--- start ---
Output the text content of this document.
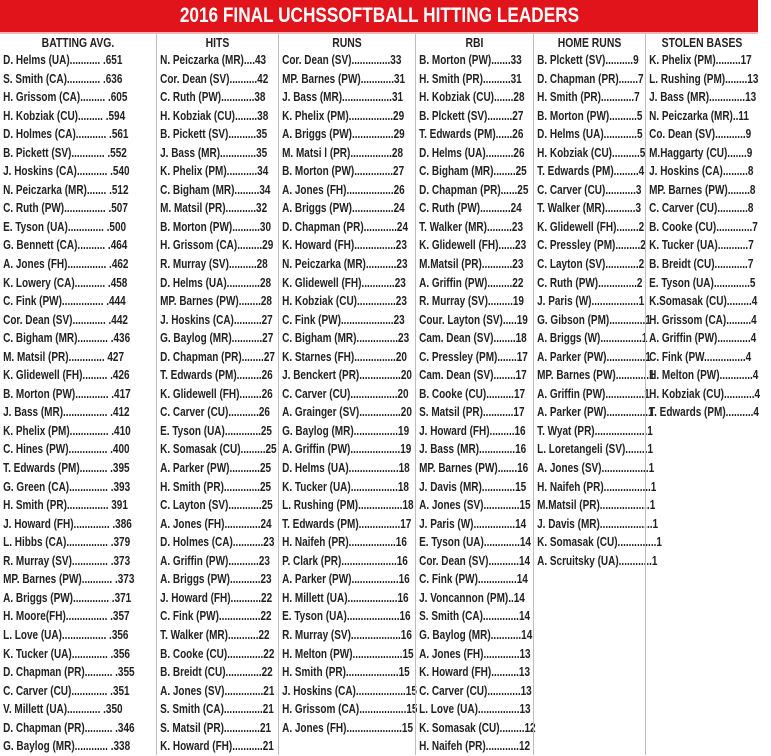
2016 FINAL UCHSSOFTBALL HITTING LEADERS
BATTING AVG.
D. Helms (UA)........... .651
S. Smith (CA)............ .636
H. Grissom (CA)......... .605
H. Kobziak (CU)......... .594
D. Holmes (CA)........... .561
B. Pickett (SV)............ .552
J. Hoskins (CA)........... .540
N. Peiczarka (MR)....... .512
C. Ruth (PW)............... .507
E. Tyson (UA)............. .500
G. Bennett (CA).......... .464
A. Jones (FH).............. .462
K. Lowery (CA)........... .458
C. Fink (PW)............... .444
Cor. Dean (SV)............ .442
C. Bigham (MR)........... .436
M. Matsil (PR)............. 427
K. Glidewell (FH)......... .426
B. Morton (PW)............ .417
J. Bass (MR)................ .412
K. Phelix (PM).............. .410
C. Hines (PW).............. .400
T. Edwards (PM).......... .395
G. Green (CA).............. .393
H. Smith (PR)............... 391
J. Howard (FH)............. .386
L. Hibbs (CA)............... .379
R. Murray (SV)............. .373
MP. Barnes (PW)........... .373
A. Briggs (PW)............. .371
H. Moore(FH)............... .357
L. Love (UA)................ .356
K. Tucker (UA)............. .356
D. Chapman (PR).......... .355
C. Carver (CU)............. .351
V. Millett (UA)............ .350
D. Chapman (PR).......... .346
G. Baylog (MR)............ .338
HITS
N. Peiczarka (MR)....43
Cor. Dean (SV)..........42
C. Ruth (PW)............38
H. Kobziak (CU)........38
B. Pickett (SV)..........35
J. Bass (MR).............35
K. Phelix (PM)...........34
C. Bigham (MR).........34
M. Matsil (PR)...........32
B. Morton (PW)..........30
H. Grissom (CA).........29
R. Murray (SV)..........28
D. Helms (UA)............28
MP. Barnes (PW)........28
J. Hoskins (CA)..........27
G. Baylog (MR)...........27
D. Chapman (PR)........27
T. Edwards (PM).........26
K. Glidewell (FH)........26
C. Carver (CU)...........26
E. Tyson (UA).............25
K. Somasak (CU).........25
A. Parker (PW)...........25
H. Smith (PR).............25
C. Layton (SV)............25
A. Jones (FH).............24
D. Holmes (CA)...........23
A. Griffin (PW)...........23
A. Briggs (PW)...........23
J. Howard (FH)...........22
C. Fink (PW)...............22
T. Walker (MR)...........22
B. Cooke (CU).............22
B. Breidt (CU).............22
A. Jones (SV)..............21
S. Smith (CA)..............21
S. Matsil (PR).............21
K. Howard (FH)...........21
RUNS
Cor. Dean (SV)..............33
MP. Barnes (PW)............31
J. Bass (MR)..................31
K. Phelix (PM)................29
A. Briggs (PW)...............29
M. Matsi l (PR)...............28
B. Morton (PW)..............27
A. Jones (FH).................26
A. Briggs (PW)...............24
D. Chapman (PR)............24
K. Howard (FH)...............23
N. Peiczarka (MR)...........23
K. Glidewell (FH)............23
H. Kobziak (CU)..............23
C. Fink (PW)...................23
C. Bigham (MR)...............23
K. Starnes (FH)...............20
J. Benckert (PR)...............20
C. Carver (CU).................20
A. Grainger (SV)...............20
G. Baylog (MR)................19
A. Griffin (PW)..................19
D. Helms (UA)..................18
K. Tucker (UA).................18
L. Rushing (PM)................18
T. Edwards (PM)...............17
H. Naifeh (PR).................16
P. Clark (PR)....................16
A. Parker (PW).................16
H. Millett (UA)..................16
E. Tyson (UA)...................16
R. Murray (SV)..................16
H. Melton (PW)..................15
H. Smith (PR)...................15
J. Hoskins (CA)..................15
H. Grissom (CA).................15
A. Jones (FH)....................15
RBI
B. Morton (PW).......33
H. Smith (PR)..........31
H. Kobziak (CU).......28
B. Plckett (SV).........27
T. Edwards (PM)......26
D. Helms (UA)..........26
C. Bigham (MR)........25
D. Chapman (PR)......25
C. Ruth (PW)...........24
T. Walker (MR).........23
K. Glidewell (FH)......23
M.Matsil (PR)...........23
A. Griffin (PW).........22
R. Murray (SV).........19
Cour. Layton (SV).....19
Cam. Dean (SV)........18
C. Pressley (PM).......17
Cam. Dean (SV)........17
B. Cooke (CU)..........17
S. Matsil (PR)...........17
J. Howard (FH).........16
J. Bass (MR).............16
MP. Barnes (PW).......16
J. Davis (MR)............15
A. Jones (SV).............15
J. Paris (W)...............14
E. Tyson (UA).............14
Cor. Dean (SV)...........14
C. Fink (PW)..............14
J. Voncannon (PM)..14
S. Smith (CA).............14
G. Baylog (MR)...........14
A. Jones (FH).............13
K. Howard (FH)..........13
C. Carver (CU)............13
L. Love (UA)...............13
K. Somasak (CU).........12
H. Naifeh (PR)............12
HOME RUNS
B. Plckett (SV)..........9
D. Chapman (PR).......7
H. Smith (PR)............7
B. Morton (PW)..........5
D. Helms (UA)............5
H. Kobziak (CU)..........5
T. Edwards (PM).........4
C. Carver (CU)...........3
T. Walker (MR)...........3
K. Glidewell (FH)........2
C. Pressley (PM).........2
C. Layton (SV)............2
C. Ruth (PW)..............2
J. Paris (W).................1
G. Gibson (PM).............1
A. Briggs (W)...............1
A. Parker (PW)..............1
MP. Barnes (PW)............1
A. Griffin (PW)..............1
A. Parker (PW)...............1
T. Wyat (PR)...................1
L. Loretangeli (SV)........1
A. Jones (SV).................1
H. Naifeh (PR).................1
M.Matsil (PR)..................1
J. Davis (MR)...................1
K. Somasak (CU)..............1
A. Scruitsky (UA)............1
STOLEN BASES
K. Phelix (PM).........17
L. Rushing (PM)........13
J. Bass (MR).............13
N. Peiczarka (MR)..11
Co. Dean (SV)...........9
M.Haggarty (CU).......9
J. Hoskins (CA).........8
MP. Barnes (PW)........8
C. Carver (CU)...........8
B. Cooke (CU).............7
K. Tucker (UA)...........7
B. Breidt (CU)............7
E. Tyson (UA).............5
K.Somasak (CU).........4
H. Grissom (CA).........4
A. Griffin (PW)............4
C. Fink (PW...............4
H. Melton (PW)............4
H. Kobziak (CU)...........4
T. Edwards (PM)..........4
--- end ---
--- start ---
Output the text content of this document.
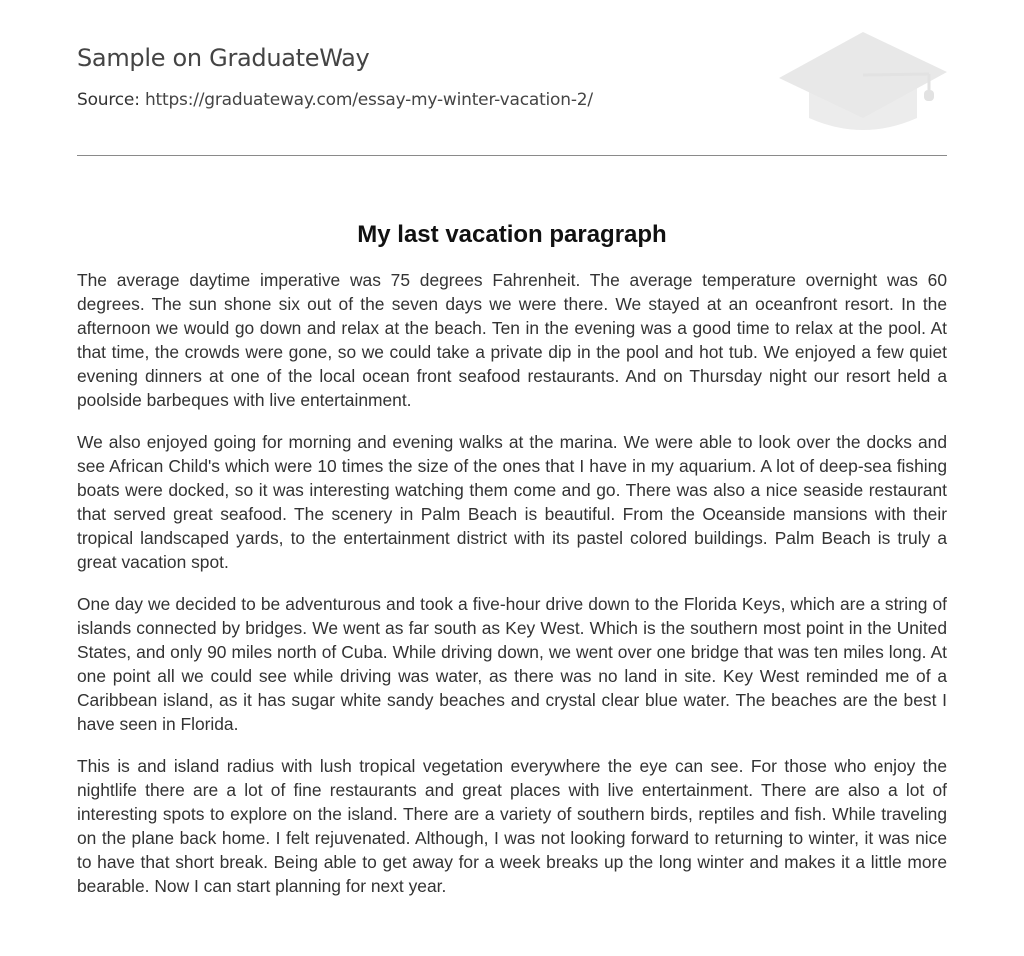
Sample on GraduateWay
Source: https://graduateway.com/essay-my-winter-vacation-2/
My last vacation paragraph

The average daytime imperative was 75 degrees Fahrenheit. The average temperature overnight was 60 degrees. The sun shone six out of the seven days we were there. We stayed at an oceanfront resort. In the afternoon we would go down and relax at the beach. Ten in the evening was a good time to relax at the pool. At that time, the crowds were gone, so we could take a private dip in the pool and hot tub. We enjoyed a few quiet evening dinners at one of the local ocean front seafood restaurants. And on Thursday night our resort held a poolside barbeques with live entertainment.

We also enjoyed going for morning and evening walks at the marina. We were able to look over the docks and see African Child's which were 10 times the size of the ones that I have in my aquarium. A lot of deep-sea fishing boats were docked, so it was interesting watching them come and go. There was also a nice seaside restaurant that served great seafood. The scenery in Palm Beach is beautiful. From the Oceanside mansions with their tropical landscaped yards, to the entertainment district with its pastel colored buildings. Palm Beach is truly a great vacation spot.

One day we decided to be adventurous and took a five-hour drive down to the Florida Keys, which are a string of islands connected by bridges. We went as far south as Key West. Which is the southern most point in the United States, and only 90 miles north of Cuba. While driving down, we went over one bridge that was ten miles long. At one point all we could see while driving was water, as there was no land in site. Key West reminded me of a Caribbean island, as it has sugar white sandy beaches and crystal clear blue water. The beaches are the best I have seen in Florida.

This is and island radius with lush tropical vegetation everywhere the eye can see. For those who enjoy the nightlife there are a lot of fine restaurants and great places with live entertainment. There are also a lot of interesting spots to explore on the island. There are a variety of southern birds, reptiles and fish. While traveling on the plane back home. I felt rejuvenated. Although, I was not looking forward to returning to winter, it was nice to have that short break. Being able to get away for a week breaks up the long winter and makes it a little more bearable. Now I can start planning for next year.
--- end ---
--- start ---
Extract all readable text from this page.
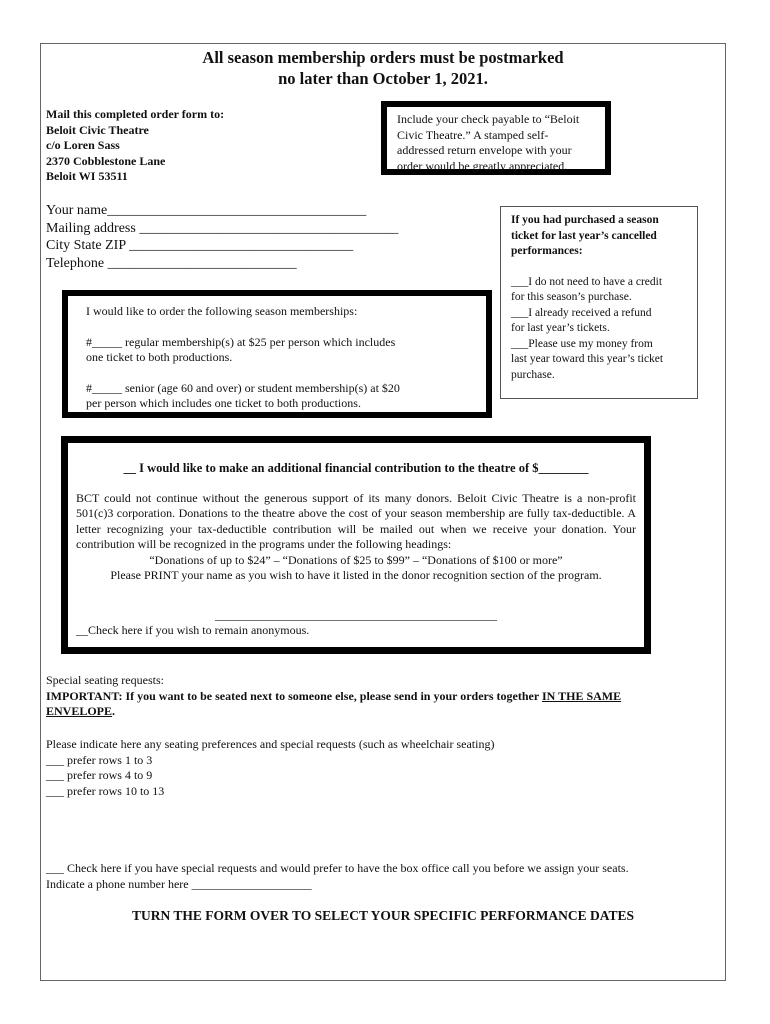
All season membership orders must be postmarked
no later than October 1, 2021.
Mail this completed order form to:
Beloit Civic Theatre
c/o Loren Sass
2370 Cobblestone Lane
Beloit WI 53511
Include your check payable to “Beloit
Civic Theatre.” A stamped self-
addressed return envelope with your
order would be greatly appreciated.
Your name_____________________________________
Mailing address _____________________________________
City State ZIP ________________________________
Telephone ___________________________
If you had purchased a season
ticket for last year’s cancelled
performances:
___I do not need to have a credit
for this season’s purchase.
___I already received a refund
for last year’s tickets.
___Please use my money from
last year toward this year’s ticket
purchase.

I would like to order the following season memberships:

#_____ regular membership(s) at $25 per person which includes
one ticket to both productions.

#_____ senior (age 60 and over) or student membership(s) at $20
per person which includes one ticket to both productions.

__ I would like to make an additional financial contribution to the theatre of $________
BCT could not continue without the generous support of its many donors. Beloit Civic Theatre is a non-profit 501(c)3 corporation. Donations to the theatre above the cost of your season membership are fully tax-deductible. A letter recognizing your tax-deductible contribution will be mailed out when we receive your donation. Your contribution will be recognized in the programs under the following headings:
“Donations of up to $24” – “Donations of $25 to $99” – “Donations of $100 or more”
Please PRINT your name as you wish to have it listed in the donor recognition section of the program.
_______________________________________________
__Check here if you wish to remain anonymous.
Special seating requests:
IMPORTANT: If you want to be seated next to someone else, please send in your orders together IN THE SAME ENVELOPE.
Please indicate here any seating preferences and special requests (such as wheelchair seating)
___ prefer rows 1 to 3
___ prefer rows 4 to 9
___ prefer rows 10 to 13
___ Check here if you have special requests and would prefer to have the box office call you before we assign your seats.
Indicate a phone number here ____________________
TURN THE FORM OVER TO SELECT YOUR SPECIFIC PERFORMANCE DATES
--- end ---
§ **Task requirements**:
Pull out all lines of the data with the string "Helms".

§ **Finished exercise**:
D. Helms (UA)........... .651
D. Helms (UA)............28
D. Helms (UA)..................18
D. Helms (UA)..........26
D. Helms (UA)............5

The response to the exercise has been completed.